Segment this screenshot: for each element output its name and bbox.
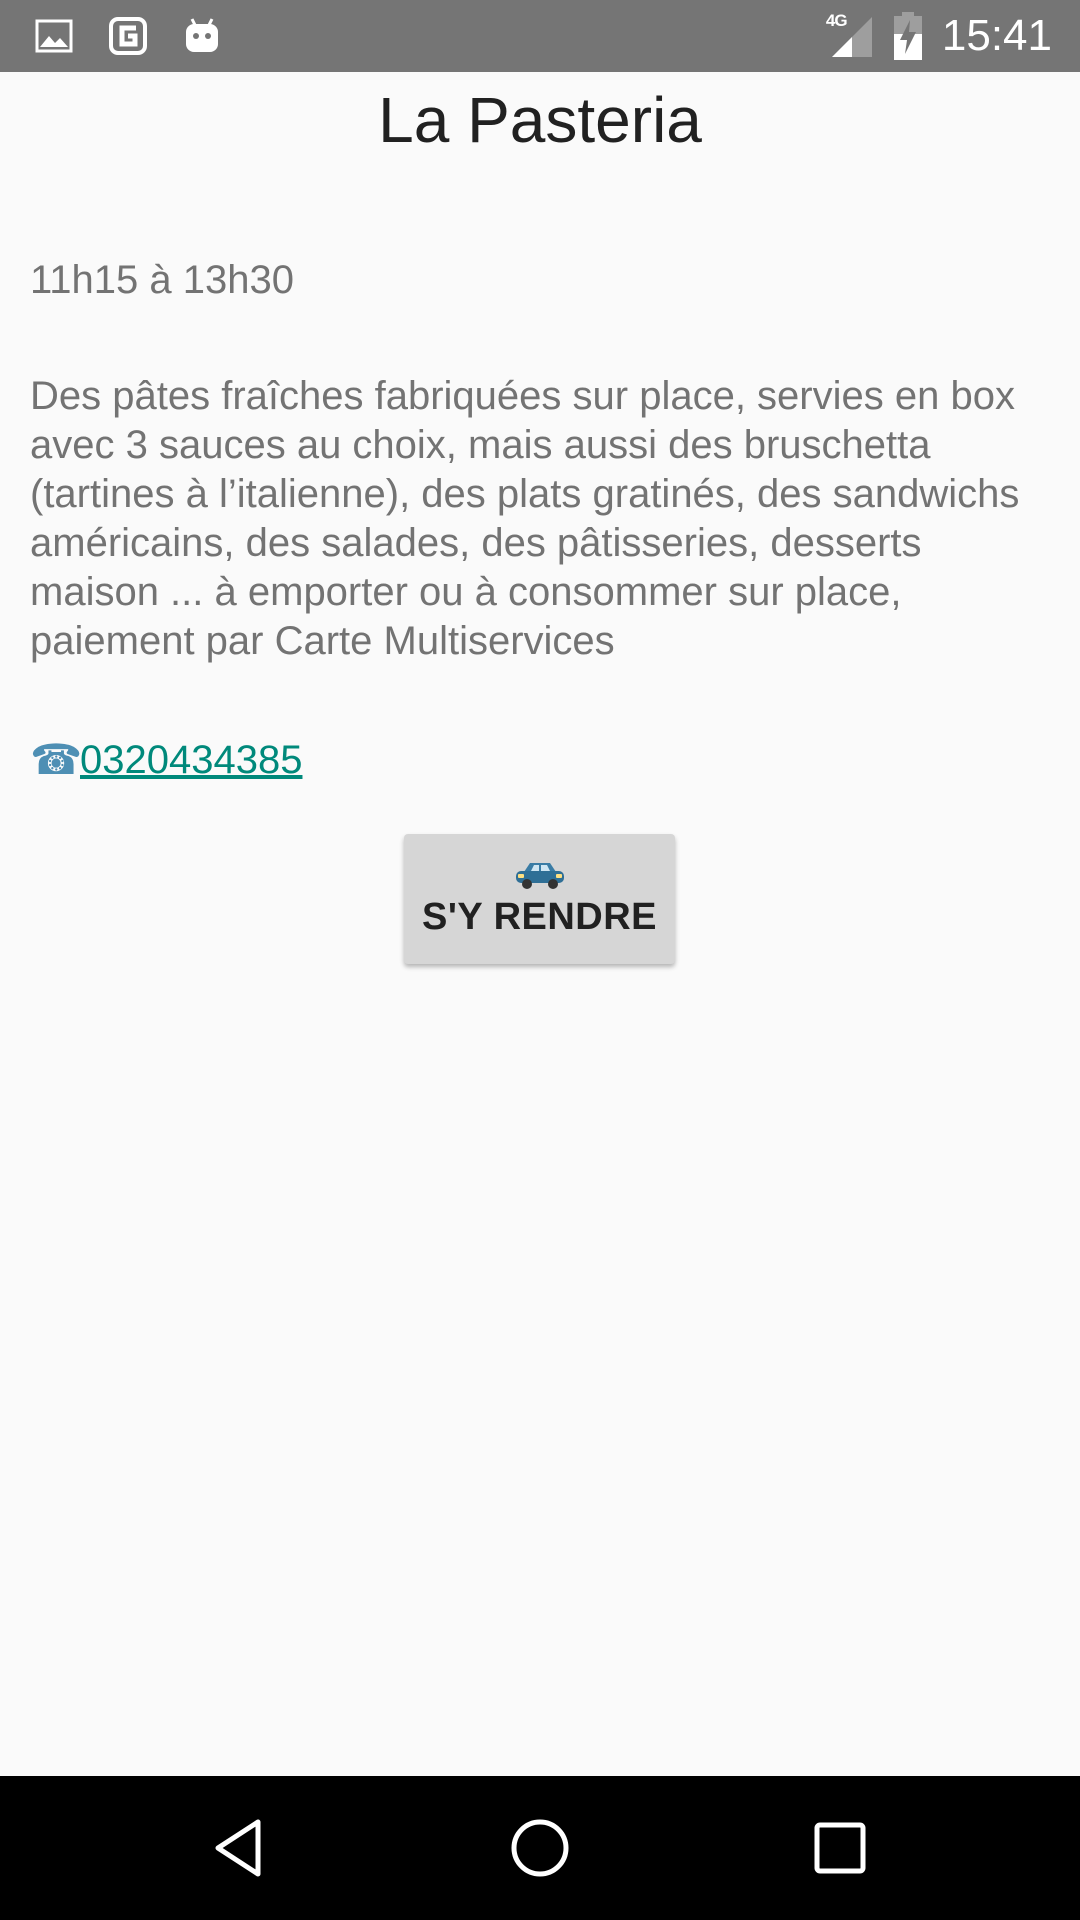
page-title: La Pasteria (378, 84, 702, 156)
clock: 15:41 (941, 11, 1052, 60)
navigation-bar (0, 1776, 1080, 1920)
car-icon (515, 862, 564, 889)
status-bar: 4G 15:41 (0, 0, 1080, 72)
notification-icons (34, 14, 222, 58)
g-app-icon (109, 17, 147, 55)
back-icon (215, 1819, 261, 1877)
recents-icon (814, 1822, 866, 1874)
android-icon (186, 18, 218, 52)
image-icon (35, 19, 73, 53)
telephone-icon: ☎ (30, 736, 83, 783)
signal-icon: 4G (826, 11, 874, 59)
battery-charging-icon (893, 12, 922, 60)
directions-button[interactable]: S'Y RENDRE (404, 834, 675, 964)
system-status: 4G 15:41 (826, 0, 1052, 72)
home-button[interactable] (504, 1812, 576, 1884)
phone-row: ☎ 0320434385 (30, 732, 302, 788)
restaurant-description: Des pâtes fraîches fabriquées sur place,… (30, 374, 1020, 663)
back-button[interactable] (204, 1812, 276, 1884)
phone-link[interactable]: 0320434385 (80, 732, 302, 788)
opening-hours: 11h15 à 13h30 (30, 258, 294, 302)
screen: 4G 15:41 La Pasteria 11h15 à 13h30 Des p… (0, 0, 1080, 1920)
directions-button-label: S'Y RENDRE (421, 895, 658, 938)
home-icon (511, 1819, 569, 1877)
recents-button[interactable] (804, 1812, 876, 1884)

__________

* **Exercise objective**
Output each line of the material above as a JSON list of strings, one string per line, with blank lines skipped and the picture left out.

* **Result for this task**
[
  "Segment this screenshot: for each element output its name and bbox.",
  "page-title: La Pasteria (378, 84, 702, 156)",
  "clock: 15:41 (941, 11, 1052, 60)",
  "navigation-bar (0, 1776, 1080, 1920)",
  "car-icon (515, 862, 564, 889)",
  "status-bar: 4G 15:41 (0, 0, 1080, 72)",
  "notification-icons (34, 14, 222, 58)",
  "g-app-icon (109, 17, 147, 55)",
  "back-icon (215, 1819, 261, 1877)",
  "recents-icon (814, 1822, 866, 1874)",
  "android-icon (186, 18, 218, 52)",
  "image-icon (35, 19, 73, 53)",
  "telephone-icon: ☎ (30, 736, 83, 783)",
  "signal-icon: 4G (826, 11, 874, 59)",
  "battery-charging-icon (893, 12, 922, 60)",
  "directions-button[interactable]: S'Y RENDRE (404, 834, 675, 964)",
  "system-status: 4G 15:41 (826, 0, 1052, 72)",
  "home-button[interactable] (504, 1812, 576, 1884)",
  "phone-row: ☎ 0320434385 (30, 732, 302, 788)",
  "restaurant-description: Des pâtes fraîches fabriquées sur place,… (30, 374, 1020, 663)",
  "back-button[interactable] (204, 1812, 276, 1884)",
  "phone-link[interactable]: 0320434385 (80, 732, 302, 788)",
  "opening-hours: 11h15 à 13h30 (30, 258, 294, 302)",
  "screen: 4G 15:41 La Pasteria 11h15 à 13h30 Des p… (0, 0, 1080, 1920)",
  "directions-button-label: S'Y RENDRE (421, 895, 658, 938)",
  "home-icon (511, 1819, 569, 1877)",
  "recents-button[interactable] (804, 1812, 876, 1884)"
]